:: Source data
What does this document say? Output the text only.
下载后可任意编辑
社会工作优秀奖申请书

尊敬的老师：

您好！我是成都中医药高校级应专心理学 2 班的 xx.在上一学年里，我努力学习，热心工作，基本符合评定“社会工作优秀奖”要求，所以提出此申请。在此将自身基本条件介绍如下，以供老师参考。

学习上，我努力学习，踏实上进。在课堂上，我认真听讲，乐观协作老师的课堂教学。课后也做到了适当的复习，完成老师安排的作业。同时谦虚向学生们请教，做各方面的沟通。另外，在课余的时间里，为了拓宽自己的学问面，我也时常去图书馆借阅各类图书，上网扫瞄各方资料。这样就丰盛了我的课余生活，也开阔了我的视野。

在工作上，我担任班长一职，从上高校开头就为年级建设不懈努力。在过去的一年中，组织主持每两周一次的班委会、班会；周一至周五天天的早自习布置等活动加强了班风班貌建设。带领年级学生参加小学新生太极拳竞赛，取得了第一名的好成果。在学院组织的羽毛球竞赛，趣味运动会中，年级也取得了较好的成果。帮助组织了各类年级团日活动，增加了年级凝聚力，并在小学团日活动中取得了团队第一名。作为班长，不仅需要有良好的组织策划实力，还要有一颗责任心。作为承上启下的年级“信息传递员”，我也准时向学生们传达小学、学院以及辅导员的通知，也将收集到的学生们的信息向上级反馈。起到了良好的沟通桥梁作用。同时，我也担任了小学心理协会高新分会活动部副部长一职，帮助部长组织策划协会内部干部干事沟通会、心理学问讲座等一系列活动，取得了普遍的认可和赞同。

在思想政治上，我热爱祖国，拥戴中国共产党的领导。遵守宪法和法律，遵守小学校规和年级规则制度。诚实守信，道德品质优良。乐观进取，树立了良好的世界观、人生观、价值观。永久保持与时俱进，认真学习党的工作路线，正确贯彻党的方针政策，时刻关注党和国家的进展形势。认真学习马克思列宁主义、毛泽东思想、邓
::::
## Work to be completed
Repeat all the entries word for word.

## Complete response
What does this document say? Output the text only.
下载后可任意编辑
社会工作优秀奖申请书

尊敬的老师：

您好！我是成都中医药高校级应专心理学 2 班的 xx.在上一学年里，我努力学习，热心工作，基本符合评定“社会工作优秀奖”要求，所以提出此申请。在此将自身基本条件介绍如下，以供老师参考。

学习上，我努力学习，踏实上进。在课堂上，我认真听讲，乐观协作老师的课堂教学。课后也做到了适当的复习，完成老师安排的作业。同时谦虚向学生们请教，做各方面的沟通。另外，在课余的时间里，为了拓宽自己的学问面，我也时常去图书馆借阅各类图书，上网扫瞄各方资料。这样就丰盛了我的课余生活，也开阔了我的视野。

在工作上，我担任班长一职，从上高校开头就为年级建设不懈努力。在过去的一年中，组织主持每两周一次的班委会、班会；周一至周五天天的早自习布置等活动加强了班风班貌建设。带领年级学生参加小学新生太极拳竞赛，取得了第一名的好成果。在学院组织的羽毛球竞赛，趣味运动会中，年级也取得了较好的成果。帮助组织了各类年级团日活动，增加了年级凝聚力，并在小学团日活动中取得了团队第一名。作为班长，不仅需要有良好的组织策划实力，还要有一颗责任心。作为承上启下的年级“信息传递员”，我也准时向学生们传达小学、学院以及辅导员的通知，也将收集到的学生们的信息向上级反馈。起到了良好的沟通桥梁作用。同时，我也担任了小学心理协会高新分会活动部副部长一职，帮助部长组织策划协会内部干部干事沟通会、心理学问讲座等一系列活动，取得了普遍的认可和赞同。

在思想政治上，我热爱祖国，拥戴中国共产党的领导。遵守宪法和法律，遵守小学校规和年级规则制度。诚实守信，道德品质优良。乐观进取，树立了良好的世界观、人生观、价值观。永久保持与时俱进，认真学习党的工作路线，正确贯彻党的方针政策，时刻关注党和国家的进展形势。认真学习马克思列宁主义、毛泽东思想、邓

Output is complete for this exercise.